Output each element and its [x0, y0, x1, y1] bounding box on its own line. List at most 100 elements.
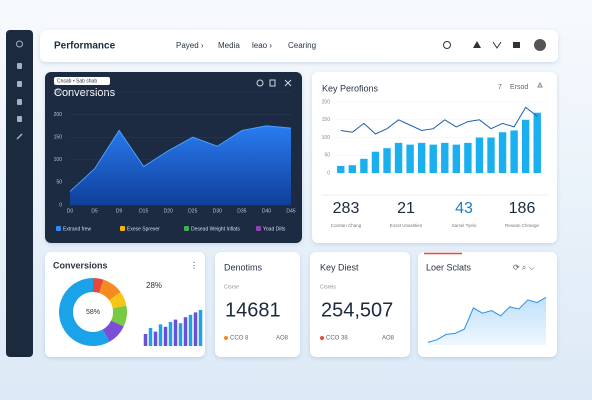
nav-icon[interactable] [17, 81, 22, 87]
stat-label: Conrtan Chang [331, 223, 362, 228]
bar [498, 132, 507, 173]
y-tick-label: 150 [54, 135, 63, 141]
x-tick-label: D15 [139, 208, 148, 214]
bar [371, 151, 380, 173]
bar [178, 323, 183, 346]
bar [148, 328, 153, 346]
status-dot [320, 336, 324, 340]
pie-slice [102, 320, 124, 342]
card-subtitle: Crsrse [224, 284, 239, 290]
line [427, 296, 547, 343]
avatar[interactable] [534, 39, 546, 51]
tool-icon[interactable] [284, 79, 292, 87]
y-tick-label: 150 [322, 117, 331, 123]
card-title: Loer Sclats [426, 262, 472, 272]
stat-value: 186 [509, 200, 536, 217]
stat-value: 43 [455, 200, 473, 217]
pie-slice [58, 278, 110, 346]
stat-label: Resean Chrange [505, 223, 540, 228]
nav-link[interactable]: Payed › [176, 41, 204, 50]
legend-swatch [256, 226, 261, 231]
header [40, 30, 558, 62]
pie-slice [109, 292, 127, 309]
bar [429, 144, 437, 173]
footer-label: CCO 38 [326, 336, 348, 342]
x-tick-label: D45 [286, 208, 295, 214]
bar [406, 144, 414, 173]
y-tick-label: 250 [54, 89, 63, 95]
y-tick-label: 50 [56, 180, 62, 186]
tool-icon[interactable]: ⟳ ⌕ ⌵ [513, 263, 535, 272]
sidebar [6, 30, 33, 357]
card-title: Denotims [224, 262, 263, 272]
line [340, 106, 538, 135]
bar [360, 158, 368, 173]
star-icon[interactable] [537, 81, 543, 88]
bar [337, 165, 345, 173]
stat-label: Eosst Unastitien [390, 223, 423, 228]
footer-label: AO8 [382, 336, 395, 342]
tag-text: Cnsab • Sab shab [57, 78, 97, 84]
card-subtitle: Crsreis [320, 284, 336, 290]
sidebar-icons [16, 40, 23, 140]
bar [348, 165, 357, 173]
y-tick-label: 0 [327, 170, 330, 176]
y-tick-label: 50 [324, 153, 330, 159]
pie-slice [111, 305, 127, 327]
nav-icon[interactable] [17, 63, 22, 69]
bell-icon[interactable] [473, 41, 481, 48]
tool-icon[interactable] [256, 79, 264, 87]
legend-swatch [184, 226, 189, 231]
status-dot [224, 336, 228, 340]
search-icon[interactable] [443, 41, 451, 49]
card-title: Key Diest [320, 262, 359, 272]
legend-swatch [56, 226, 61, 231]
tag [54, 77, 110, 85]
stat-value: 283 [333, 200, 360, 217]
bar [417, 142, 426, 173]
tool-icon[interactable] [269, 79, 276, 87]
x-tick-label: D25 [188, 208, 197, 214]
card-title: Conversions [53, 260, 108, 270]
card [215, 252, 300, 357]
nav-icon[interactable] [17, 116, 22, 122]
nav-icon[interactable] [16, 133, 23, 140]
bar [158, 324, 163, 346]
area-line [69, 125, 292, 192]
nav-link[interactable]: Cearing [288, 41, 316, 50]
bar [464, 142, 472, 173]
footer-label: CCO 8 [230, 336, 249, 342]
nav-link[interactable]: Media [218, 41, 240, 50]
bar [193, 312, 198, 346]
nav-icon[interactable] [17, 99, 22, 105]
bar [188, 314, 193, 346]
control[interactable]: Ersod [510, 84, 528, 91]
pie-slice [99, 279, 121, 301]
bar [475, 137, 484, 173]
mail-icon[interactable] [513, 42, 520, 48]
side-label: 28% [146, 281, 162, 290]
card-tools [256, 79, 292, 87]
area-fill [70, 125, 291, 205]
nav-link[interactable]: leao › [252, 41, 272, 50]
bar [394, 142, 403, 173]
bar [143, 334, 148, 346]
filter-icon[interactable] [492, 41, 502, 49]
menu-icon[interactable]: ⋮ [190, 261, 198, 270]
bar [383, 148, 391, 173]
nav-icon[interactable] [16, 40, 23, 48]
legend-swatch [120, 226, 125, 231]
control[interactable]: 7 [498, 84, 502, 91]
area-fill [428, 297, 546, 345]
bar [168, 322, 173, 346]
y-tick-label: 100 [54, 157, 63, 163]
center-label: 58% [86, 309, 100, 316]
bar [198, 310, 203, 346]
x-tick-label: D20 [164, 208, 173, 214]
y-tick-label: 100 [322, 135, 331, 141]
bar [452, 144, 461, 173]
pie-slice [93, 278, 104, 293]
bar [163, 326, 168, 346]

==

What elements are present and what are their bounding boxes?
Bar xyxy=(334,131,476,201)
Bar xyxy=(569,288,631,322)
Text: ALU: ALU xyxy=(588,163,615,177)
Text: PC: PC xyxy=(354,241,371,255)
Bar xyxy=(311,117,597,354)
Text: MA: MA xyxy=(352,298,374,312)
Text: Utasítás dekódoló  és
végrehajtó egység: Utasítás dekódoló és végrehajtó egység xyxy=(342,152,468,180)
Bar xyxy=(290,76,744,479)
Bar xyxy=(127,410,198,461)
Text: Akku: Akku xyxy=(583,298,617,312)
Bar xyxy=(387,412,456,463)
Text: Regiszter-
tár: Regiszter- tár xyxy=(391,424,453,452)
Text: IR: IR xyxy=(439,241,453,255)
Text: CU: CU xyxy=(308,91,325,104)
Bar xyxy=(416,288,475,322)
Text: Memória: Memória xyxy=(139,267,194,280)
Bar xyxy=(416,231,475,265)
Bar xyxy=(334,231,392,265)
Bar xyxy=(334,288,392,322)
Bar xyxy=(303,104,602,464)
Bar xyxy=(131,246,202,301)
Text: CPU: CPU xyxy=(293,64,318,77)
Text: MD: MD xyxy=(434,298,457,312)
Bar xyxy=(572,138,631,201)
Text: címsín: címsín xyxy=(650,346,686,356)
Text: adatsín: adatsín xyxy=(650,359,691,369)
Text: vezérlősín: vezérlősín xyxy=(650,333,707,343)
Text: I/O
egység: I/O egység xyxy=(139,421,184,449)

---

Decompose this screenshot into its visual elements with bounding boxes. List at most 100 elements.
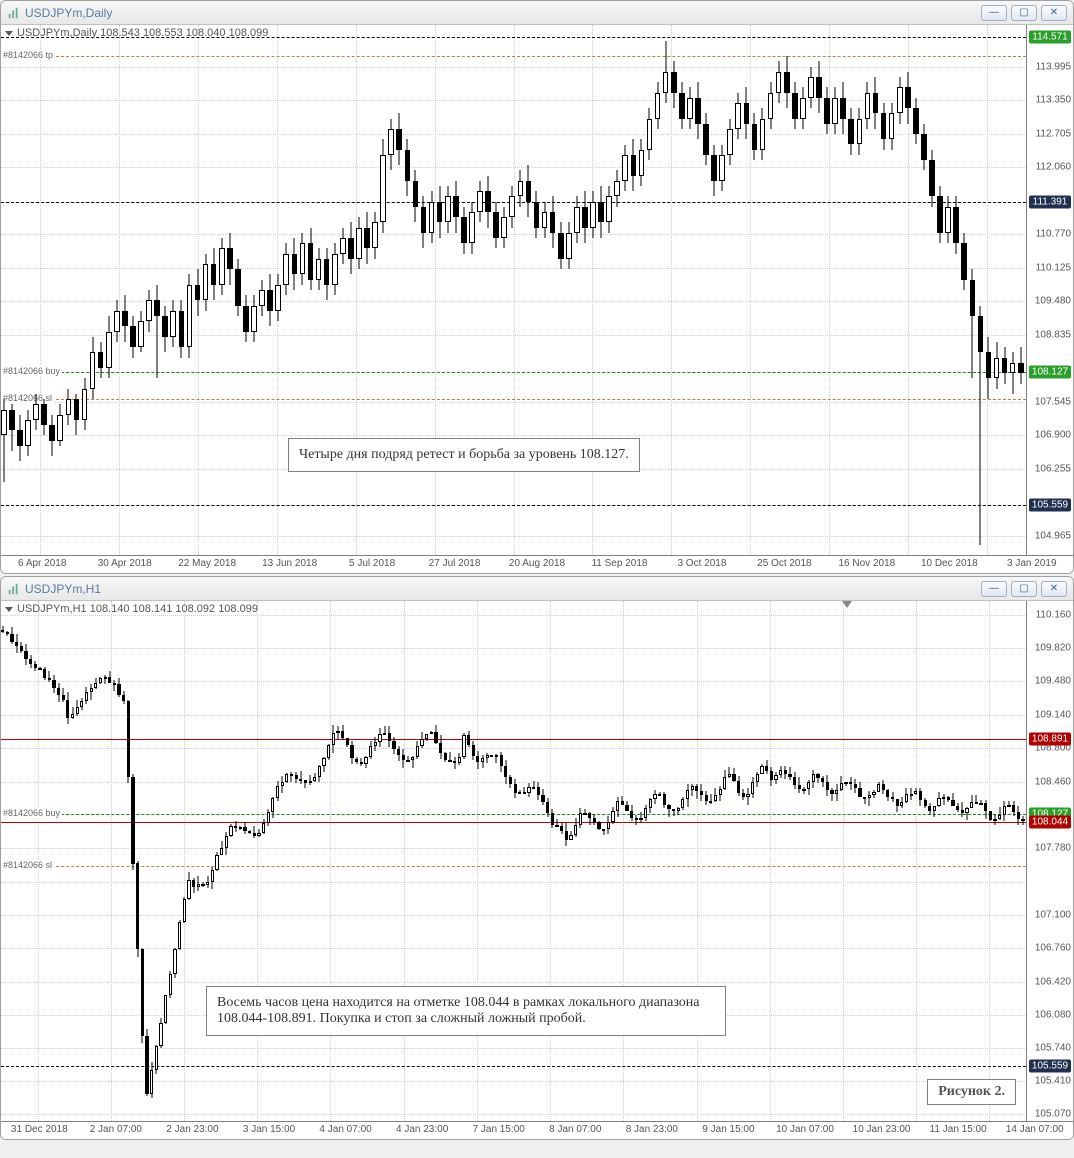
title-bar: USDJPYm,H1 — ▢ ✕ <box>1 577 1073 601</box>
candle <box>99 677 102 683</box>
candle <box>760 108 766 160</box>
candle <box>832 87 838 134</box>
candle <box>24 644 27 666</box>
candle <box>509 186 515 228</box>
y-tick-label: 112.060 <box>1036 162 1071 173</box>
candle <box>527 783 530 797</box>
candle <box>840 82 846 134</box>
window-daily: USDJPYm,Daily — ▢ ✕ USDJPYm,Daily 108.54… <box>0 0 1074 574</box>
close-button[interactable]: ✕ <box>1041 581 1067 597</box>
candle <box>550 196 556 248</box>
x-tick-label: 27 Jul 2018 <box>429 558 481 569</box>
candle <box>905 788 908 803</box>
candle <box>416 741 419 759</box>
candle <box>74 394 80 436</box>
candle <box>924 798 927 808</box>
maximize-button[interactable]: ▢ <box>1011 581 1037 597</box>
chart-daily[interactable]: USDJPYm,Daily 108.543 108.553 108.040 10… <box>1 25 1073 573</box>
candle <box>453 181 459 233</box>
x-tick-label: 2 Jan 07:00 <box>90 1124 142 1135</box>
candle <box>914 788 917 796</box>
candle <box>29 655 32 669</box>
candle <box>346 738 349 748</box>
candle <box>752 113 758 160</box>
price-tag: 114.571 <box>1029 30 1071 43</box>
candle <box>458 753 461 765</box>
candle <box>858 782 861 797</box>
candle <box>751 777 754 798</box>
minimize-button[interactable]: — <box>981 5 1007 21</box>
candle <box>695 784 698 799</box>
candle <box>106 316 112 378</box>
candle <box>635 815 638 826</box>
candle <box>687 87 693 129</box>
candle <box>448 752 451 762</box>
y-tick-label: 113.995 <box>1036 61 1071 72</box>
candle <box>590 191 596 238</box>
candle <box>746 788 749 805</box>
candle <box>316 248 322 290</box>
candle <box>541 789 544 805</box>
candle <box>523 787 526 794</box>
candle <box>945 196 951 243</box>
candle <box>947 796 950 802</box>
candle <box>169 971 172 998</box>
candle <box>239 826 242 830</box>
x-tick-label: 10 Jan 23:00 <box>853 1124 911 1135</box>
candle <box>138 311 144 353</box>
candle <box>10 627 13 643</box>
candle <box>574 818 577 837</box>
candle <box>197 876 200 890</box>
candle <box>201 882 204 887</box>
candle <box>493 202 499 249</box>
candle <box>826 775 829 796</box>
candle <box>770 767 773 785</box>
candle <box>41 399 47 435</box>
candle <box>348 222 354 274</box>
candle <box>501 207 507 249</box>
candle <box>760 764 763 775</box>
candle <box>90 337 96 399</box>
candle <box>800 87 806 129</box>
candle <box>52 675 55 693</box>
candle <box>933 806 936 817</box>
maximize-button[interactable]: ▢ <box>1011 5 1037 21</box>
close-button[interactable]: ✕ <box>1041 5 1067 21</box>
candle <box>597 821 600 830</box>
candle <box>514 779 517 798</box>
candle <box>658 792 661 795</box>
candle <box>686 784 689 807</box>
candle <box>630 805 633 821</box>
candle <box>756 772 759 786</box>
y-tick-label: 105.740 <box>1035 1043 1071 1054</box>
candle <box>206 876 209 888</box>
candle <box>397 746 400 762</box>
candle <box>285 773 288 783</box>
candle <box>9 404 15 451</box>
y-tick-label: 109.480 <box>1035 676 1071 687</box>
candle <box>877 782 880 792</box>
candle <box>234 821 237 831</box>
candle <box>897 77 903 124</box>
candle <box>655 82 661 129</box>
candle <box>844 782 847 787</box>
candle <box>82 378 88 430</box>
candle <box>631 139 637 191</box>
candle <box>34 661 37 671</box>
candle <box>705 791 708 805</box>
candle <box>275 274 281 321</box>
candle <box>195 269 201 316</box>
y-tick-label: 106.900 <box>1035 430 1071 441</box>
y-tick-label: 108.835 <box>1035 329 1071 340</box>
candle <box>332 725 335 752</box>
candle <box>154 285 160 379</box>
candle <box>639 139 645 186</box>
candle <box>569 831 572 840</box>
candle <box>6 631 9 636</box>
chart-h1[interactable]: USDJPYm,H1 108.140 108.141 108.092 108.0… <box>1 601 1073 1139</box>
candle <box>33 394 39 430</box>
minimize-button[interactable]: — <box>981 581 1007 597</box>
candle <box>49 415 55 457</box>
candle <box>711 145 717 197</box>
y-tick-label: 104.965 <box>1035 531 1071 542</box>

### WHAT NEEDS TO BE DONE
Start at the line in the records that has "title-bar: USDJPYm,H1 —" and stop after the line that has "x-tick-label: 27 Jul". Put each of those lines into a JSON list as its own string, leaving out blank lines.

### EXERCISE RESULT
[
  "title-bar: USDJPYm,H1 — ▢ ✕ <box>1 577 1073 601</box>",
  "candle <box>99 677 102 683</box>",
  "candle <box>760 108 766 160</box>",
  "candle <box>832 87 838 134</box>",
  "candle <box>24 644 27 666</box>",
  "candle <box>509 186 515 228</box>",
  "y-tick-label: 112.060 <box>1036 162 1071 173</box>",
  "candle <box>527 783 530 797</box>",
  "candle <box>840 82 846 134</box>",
  "window-daily: USDJPYm,Daily — ▢ ✕ USDJPYm,Daily 108.54… <box>0 0 1074 574</box>",
  "close-button[interactable]: ✕ <box>1041 581 1067 597</box>",
  "candle <box>550 196 556 248</box>",
  "x-tick-label: 27 Jul 2018 <box>429 558 481 569</box>"
]